What is expected:
Which lines hold the word "రవచన"? Copy each of them from the material.

* * * * *

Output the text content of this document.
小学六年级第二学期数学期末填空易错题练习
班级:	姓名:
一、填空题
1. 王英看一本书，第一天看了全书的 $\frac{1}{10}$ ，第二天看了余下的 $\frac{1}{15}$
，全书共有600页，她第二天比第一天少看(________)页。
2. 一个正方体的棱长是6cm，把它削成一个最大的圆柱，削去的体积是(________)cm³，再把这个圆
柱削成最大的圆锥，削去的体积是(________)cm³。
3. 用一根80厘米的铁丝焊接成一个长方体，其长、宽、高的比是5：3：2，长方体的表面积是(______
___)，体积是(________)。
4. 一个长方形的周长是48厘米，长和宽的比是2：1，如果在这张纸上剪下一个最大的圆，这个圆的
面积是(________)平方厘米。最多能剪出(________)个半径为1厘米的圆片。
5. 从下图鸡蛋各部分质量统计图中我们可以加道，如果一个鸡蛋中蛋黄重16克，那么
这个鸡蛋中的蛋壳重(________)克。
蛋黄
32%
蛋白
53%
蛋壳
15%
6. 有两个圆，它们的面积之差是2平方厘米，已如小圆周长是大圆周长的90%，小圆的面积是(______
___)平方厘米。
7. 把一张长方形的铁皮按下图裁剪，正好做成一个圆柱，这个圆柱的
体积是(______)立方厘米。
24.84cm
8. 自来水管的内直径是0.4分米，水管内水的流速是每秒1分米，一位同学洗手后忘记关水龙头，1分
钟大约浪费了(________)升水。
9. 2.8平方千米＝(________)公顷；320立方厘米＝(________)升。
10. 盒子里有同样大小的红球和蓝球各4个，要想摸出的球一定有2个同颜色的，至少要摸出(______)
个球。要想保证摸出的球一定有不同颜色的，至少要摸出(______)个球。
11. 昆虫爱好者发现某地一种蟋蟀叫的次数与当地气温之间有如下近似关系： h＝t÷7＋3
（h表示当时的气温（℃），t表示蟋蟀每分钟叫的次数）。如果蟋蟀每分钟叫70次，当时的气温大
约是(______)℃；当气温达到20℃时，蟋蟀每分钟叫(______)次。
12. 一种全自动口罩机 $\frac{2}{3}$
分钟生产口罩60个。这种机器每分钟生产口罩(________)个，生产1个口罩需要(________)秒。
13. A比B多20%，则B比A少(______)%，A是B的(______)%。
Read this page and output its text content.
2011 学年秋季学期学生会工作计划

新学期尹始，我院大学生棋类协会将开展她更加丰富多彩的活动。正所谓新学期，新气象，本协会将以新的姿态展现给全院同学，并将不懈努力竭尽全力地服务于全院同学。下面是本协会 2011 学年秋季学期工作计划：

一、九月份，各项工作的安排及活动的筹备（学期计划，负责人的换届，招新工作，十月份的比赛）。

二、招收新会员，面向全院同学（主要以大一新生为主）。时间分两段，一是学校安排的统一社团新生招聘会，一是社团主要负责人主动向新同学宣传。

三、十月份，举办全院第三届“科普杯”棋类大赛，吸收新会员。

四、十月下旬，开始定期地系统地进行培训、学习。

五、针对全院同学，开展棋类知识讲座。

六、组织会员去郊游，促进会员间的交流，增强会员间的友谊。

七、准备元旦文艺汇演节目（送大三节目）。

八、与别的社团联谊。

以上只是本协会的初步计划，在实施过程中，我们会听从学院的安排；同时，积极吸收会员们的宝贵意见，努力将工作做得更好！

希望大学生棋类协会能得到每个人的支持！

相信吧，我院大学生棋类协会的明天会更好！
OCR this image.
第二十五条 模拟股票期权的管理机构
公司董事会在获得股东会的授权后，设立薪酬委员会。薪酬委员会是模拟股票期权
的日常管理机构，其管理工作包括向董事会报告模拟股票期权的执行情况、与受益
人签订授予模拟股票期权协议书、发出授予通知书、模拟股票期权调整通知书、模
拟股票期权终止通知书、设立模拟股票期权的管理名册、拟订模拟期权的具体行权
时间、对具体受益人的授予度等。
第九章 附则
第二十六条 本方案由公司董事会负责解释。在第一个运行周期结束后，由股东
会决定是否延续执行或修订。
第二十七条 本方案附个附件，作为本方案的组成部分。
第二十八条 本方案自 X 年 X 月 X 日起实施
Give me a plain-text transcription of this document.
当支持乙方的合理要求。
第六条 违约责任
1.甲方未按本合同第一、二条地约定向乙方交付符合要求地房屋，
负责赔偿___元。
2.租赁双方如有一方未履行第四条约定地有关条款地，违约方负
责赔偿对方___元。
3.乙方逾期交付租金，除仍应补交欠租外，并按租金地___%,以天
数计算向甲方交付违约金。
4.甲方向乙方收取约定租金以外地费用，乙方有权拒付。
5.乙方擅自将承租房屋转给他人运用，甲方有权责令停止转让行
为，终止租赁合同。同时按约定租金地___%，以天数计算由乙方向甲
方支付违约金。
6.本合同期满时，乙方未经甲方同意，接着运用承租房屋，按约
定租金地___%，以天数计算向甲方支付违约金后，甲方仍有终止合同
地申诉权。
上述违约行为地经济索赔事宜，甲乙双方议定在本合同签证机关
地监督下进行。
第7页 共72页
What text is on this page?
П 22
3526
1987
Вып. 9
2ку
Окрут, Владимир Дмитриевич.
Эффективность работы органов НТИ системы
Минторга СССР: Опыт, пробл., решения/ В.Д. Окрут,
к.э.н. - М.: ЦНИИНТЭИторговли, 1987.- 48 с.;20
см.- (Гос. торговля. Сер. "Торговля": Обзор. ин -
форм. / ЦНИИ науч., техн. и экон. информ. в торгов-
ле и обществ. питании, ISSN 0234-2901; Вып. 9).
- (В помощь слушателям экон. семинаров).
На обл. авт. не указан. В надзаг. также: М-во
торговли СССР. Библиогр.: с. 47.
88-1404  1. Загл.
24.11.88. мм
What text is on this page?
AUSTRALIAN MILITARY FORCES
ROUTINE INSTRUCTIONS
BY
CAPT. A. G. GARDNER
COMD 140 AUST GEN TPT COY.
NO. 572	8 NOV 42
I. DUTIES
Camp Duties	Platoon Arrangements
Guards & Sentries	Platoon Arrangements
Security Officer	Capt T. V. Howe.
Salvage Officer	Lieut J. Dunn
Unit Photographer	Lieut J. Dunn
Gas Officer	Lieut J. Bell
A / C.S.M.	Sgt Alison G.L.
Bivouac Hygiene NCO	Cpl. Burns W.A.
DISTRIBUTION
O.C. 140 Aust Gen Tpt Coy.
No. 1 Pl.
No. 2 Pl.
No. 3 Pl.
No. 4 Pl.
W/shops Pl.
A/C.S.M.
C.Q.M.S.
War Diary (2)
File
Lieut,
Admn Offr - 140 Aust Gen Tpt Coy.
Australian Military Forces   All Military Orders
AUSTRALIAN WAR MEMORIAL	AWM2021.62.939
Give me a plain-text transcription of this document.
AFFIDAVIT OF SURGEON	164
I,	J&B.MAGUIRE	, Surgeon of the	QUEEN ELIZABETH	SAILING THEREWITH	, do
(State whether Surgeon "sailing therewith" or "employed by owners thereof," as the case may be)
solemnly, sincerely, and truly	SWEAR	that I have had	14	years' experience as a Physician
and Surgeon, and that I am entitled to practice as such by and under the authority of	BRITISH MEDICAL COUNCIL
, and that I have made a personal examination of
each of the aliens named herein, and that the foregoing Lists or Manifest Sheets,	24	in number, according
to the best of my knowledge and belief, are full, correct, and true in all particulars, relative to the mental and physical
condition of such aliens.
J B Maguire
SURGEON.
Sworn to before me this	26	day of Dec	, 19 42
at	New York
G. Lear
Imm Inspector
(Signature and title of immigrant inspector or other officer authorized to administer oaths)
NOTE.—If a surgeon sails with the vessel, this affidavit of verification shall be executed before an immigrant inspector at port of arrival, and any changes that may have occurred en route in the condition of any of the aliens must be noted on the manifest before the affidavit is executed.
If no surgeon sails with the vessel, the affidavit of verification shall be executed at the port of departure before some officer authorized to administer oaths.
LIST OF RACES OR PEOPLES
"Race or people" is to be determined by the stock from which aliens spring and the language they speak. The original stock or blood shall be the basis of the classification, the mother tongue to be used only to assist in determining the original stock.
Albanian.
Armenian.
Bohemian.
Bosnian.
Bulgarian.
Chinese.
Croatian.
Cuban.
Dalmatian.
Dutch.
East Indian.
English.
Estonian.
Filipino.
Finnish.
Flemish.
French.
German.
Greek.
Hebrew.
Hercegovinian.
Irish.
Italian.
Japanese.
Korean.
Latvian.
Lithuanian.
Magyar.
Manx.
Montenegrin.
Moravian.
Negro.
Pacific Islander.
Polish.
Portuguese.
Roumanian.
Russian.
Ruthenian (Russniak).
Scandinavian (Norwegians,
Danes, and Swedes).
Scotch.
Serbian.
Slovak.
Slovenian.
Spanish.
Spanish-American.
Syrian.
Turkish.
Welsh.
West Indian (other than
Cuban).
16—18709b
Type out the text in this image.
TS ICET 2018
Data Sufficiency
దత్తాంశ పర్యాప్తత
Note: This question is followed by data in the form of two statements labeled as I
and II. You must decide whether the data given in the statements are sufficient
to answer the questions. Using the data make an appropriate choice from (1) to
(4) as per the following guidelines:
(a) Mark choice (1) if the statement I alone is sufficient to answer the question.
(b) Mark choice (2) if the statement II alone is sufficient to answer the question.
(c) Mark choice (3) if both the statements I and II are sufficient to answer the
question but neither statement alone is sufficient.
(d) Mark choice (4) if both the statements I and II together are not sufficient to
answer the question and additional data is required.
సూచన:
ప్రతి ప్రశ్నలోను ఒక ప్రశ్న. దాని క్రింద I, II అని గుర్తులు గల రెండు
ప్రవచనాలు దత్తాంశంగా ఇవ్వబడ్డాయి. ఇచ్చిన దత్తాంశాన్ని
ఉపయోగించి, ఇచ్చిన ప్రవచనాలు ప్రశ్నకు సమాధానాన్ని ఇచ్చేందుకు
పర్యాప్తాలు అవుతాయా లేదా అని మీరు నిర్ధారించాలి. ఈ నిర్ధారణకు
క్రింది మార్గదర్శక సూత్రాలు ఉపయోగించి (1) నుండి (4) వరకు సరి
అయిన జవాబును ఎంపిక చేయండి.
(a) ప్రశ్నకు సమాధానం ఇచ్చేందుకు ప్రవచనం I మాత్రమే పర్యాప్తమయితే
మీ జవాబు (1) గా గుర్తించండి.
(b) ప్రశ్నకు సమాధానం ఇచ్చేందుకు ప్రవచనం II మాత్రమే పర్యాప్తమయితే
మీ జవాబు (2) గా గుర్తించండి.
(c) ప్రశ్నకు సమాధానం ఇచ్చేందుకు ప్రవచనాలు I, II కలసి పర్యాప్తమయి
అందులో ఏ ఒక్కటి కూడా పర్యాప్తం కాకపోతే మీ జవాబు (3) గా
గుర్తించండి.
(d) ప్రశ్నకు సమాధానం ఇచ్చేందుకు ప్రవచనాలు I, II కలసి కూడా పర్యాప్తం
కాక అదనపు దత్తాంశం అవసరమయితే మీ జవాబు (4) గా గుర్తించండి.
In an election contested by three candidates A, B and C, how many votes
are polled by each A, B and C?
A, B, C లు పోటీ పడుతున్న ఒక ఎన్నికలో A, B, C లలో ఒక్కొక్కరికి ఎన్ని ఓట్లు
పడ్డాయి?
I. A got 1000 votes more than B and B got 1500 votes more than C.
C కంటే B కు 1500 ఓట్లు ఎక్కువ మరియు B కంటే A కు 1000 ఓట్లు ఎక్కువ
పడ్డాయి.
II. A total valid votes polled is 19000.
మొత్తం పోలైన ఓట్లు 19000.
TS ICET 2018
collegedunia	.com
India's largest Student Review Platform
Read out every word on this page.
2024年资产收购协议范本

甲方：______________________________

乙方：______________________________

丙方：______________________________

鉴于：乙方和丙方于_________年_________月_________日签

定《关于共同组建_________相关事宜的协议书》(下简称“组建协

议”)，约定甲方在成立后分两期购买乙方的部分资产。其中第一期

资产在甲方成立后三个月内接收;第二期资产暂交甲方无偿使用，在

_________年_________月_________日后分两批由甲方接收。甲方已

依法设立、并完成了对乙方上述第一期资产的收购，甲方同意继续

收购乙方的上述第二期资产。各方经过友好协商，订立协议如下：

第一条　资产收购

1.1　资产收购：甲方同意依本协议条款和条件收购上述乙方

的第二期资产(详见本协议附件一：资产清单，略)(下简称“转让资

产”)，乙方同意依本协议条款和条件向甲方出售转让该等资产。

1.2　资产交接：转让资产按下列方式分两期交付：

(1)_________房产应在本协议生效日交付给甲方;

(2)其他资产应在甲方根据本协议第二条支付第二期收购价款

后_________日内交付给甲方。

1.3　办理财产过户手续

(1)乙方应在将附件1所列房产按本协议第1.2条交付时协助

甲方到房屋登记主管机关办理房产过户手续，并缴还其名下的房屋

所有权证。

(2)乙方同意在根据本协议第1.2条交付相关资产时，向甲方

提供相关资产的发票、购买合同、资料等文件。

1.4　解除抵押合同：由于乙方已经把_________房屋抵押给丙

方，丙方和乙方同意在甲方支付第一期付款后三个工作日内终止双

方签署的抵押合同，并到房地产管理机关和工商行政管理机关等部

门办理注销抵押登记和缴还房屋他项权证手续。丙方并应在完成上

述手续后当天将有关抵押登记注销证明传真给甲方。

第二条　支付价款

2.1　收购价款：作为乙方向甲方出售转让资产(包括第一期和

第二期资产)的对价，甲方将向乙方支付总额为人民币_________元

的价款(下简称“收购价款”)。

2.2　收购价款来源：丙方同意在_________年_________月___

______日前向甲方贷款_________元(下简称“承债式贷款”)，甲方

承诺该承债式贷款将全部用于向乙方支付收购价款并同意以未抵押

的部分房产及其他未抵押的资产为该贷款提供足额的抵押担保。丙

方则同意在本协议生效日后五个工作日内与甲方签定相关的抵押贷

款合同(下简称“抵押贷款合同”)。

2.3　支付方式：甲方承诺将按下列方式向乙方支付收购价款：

* * * * *

Correct answer:
ప్రవచనాలు దత్తాంశంగా ఇవ్వబడ్డాయి. ఇచ్చిన దత్తాంశాన్ని
ఉపయోగించి, ఇచ్చిన ప్రవచనాలు ప్రశ్నకు సమాధానాన్ని ఇచ్చేందుకు
(a) ప్రశ్నకు సమాధానం ఇచ్చేందుకు ప్రవచనం I మాత్రమే పర్యాప్తమయితే
(b) ప్రశ్నకు సమాధానం ఇచ్చేందుకు ప్రవచనం II మాత్రమే పర్యాప్తమయితే
(c) ప్రశ్నకు సమాధానం ఇచ్చేందుకు ప్రవచనాలు I, II కలసి పర్యాప్తమయి
(d) ప్రశ్నకు సమాధానం ఇచ్చేందుకు ప్రవచనాలు I, II కలసి కూడా పర్యాప్తం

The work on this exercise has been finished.